=== DIRECTIONS ===
Pull out every line with the word "JSON".

== DATA SECTION ==

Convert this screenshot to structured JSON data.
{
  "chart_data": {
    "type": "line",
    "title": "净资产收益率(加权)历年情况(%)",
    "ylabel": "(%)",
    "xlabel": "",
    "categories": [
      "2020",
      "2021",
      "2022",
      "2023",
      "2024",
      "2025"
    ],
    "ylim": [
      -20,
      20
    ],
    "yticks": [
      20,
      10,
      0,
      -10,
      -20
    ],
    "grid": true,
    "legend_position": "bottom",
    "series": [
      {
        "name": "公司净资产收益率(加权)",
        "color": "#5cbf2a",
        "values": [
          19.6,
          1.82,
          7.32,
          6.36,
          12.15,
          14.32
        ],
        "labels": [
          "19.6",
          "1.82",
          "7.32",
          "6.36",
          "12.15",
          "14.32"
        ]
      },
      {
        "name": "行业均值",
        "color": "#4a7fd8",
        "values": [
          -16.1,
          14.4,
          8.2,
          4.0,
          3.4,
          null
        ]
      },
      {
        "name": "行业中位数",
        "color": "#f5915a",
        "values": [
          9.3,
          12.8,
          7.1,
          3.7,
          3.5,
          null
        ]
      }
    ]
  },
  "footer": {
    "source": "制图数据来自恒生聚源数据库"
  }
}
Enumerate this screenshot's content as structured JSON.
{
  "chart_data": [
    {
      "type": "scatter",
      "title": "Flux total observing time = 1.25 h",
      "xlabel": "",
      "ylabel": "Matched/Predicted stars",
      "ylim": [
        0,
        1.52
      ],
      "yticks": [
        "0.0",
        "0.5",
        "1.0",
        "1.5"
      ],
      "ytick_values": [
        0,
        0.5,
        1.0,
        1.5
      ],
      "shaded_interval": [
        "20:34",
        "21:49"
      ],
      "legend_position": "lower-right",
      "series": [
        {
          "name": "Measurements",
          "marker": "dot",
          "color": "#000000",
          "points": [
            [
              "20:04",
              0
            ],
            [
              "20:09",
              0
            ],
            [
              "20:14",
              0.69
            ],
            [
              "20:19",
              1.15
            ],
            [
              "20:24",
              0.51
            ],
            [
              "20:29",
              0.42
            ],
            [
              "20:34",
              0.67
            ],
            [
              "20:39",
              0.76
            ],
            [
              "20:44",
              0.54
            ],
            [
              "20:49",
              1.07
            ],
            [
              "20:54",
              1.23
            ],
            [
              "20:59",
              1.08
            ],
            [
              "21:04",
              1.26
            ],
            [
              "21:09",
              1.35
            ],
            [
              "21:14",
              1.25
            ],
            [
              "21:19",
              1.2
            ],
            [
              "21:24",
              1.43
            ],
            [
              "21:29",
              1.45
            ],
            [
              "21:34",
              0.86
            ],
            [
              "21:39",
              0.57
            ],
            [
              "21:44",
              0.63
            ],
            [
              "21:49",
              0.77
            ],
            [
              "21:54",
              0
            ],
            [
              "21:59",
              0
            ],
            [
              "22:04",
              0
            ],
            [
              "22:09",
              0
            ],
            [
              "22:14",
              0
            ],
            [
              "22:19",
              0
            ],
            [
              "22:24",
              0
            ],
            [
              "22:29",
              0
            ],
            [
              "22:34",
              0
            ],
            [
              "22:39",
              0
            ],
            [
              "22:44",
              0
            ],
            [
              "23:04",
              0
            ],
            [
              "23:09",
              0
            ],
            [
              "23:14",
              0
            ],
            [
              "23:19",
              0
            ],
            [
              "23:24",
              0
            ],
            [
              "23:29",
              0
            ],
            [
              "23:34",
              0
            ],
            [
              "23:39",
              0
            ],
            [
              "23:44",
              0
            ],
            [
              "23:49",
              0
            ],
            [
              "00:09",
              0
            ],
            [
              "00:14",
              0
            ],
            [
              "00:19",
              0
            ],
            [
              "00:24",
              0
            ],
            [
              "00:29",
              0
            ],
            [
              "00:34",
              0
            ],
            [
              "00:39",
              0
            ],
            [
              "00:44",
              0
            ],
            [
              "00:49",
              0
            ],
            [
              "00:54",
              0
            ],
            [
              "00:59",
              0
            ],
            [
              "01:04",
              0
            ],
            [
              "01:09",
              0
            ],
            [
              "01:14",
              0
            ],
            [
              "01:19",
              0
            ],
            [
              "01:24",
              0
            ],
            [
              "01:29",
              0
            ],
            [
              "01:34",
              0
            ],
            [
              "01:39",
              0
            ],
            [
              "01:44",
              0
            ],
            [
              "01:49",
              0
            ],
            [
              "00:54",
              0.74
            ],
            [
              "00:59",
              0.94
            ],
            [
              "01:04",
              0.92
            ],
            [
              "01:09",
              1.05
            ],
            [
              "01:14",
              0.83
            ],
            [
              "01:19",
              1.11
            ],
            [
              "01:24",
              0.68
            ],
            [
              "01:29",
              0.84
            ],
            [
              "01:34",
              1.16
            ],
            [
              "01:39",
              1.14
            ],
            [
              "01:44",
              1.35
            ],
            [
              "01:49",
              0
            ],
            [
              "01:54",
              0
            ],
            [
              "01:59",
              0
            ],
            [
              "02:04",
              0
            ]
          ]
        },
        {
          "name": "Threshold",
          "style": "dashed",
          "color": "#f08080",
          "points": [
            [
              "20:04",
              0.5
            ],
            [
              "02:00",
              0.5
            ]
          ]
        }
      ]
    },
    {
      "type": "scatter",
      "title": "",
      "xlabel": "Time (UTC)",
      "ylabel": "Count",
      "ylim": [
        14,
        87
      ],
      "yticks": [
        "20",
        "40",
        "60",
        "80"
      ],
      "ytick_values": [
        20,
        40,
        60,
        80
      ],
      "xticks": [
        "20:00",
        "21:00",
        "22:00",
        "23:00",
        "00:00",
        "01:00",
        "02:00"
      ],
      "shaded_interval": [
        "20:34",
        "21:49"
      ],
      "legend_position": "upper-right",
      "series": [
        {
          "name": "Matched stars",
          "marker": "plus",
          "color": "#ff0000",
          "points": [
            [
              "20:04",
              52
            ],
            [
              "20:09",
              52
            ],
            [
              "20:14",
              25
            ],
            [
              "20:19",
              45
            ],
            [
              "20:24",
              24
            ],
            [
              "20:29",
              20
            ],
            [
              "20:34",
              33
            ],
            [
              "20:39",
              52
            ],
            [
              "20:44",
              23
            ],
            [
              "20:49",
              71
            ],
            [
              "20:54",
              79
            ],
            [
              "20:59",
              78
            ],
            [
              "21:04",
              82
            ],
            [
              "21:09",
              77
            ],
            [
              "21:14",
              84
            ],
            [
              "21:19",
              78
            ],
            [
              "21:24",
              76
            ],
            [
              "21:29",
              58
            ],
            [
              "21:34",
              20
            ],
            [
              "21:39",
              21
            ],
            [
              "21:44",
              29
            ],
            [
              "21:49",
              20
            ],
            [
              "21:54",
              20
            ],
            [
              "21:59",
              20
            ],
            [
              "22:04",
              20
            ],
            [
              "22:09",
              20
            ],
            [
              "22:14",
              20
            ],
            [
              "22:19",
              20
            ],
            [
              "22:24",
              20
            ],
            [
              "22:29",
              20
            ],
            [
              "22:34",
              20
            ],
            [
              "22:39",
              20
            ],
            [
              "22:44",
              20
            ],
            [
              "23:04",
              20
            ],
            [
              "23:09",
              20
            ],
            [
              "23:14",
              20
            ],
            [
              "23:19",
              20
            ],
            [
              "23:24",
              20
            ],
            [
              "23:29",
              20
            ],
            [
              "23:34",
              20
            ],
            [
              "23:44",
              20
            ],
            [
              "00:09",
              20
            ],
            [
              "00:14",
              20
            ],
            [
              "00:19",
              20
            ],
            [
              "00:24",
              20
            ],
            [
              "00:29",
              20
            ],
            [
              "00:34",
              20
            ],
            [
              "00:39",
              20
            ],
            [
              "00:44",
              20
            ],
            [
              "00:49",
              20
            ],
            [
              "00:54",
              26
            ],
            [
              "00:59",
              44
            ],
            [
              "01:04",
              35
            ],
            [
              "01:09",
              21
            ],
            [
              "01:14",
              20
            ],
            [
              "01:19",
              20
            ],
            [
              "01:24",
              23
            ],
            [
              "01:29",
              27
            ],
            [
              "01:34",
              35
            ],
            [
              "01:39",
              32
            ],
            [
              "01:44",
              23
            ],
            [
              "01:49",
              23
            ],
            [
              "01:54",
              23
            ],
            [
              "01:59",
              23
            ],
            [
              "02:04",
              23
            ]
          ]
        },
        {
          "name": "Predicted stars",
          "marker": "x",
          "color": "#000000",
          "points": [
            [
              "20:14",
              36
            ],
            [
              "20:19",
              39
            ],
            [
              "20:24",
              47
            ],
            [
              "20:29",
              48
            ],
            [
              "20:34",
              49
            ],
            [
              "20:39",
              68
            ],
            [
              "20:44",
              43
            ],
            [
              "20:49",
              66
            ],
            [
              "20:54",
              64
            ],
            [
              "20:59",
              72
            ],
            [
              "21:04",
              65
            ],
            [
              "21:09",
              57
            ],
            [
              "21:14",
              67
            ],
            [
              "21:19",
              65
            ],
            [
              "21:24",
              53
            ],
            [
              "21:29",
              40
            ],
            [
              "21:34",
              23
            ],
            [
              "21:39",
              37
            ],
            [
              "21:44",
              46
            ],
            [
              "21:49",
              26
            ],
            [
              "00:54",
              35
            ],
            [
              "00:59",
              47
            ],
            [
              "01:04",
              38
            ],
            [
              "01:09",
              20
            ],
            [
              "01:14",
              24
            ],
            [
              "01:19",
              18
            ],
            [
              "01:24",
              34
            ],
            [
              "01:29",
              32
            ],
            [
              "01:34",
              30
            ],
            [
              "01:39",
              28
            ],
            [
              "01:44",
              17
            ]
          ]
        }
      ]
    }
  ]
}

===

=== PROBLEM SOLUTION ===
Convert this screenshot to structured JSON data.
Enumerate this screenshot's content as structured JSON.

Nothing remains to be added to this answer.